EXERCISE OBJECTIVE>
Show each line from the listing that includes the word "fique".

MATERIAL FOR THIS TASK>
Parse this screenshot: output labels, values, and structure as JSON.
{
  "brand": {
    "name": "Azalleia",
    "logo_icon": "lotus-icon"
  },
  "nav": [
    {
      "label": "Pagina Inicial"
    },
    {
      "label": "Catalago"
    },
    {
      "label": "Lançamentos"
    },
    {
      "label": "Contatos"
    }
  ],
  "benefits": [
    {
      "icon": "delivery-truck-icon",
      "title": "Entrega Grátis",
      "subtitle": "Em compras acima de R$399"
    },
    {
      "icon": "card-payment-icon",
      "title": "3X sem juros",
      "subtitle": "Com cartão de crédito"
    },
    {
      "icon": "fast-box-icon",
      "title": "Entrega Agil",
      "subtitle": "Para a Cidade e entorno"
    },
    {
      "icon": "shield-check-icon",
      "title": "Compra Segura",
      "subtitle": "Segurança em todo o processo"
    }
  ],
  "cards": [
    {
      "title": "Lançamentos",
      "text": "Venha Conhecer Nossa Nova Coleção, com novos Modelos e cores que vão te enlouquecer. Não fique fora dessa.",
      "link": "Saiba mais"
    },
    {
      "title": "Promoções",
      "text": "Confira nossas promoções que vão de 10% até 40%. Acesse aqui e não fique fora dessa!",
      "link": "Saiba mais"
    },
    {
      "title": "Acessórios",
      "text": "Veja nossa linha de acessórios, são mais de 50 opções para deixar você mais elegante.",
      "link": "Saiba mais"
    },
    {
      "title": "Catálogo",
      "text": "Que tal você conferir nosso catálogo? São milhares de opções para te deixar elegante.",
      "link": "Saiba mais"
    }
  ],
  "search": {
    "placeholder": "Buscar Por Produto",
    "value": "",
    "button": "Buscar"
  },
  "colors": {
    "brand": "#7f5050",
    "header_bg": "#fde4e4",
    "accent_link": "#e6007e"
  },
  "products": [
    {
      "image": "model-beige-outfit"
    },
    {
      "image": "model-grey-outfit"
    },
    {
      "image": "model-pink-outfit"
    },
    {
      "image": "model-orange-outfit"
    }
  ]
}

TASK ANSWER>
      "text": "Venha Conhecer Nossa Nova Coleção, com novos Modelos e cores que vão te enlouquecer. Não fique fora dessa.",
      "text": "Confira nossas promoções que vão de 10% até 40%. Acesse aqui e não fique fora dessa!",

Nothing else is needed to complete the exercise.